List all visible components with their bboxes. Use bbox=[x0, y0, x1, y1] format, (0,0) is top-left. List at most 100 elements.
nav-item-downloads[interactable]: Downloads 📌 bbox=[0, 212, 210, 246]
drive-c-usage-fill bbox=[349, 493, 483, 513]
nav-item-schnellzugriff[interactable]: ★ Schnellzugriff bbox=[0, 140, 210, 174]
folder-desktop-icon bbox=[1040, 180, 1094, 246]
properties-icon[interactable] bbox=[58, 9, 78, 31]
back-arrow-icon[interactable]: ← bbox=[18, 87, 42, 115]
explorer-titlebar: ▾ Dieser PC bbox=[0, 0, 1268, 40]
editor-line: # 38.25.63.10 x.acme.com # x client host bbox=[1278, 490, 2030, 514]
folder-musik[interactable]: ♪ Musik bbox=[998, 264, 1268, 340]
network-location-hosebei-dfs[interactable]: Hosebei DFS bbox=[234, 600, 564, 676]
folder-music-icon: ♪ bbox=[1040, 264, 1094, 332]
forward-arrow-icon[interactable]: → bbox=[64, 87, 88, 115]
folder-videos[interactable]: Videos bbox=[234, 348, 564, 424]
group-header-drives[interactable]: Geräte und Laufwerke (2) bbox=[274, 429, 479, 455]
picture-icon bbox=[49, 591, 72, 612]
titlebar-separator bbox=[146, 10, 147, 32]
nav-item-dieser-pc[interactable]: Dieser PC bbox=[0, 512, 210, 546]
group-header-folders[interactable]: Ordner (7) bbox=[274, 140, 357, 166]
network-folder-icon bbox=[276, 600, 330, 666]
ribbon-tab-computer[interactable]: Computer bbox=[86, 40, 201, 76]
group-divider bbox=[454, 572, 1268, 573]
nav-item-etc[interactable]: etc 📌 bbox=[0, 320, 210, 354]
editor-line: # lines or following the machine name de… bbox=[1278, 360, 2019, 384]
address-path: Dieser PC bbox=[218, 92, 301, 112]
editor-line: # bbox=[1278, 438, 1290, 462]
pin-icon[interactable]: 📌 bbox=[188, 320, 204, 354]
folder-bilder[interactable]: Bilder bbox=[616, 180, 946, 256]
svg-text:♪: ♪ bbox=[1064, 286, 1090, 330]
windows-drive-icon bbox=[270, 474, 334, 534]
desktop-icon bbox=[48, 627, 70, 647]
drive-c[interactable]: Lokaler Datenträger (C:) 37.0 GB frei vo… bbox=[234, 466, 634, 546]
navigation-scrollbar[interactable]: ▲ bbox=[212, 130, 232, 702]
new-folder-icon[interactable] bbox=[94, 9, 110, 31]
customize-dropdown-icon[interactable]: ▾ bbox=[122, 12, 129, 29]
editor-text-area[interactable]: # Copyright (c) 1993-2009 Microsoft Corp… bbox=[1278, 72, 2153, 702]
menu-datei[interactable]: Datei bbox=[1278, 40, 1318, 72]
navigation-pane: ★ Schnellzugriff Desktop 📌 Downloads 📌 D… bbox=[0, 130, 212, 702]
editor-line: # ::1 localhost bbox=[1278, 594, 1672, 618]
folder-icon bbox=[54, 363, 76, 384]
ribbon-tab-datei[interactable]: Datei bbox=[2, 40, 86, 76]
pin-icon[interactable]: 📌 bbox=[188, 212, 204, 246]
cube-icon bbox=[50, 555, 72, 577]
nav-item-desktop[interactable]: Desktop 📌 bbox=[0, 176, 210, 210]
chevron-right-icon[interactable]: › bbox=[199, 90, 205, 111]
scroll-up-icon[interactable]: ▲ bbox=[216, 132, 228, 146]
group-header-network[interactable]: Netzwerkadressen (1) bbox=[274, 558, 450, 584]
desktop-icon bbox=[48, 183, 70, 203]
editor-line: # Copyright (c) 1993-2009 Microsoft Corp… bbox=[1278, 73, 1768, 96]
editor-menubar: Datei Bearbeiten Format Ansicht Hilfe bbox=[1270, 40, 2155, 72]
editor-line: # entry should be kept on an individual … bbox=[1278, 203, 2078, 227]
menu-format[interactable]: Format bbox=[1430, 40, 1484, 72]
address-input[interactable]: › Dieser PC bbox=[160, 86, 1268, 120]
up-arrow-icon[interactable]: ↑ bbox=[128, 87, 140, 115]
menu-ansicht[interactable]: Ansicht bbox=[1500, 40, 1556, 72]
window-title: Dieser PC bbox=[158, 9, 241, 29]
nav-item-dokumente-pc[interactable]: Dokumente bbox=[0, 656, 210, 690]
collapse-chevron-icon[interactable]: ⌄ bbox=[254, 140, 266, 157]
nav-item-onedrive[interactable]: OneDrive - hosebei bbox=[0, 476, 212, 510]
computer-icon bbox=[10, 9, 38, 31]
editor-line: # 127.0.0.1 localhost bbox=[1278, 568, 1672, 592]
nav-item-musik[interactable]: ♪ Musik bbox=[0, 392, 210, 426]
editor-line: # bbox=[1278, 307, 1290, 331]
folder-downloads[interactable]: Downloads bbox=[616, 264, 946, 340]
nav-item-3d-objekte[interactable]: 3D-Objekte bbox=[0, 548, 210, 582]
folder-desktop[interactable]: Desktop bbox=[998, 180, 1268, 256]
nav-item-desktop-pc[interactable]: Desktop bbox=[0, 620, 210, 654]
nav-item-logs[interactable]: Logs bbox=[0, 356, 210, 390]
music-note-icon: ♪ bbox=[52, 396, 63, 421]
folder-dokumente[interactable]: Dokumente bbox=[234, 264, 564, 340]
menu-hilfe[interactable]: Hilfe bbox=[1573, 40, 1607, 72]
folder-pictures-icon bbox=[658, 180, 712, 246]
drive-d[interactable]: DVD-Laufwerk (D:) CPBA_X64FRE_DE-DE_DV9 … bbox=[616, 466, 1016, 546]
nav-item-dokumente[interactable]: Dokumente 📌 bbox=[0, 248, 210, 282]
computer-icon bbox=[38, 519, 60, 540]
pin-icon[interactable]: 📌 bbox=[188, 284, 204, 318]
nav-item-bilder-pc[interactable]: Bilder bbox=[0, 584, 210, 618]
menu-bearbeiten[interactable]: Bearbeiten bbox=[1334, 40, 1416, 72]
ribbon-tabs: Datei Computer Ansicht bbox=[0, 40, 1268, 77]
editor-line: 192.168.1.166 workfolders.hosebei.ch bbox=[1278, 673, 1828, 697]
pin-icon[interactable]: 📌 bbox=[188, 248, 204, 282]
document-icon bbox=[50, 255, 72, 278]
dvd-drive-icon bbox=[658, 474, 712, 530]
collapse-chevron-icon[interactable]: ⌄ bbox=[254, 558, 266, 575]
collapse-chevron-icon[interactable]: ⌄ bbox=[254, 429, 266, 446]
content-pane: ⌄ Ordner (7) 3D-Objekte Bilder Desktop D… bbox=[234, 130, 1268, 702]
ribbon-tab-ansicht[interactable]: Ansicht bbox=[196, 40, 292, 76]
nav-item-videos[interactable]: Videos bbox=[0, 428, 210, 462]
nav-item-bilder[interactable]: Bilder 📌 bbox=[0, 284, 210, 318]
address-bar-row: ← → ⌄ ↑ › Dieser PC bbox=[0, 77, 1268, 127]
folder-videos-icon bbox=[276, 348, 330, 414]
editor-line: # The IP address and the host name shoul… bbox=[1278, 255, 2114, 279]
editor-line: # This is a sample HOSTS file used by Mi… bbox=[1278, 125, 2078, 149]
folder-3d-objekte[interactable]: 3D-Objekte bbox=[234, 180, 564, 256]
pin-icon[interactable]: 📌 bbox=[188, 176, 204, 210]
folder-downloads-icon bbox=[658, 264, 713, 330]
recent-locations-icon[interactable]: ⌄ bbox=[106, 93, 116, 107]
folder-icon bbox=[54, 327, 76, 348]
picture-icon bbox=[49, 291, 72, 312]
----
- Required work -
Count the lines of the records above that contain the string "titlebar" and give only the number.

- Result of the task -
2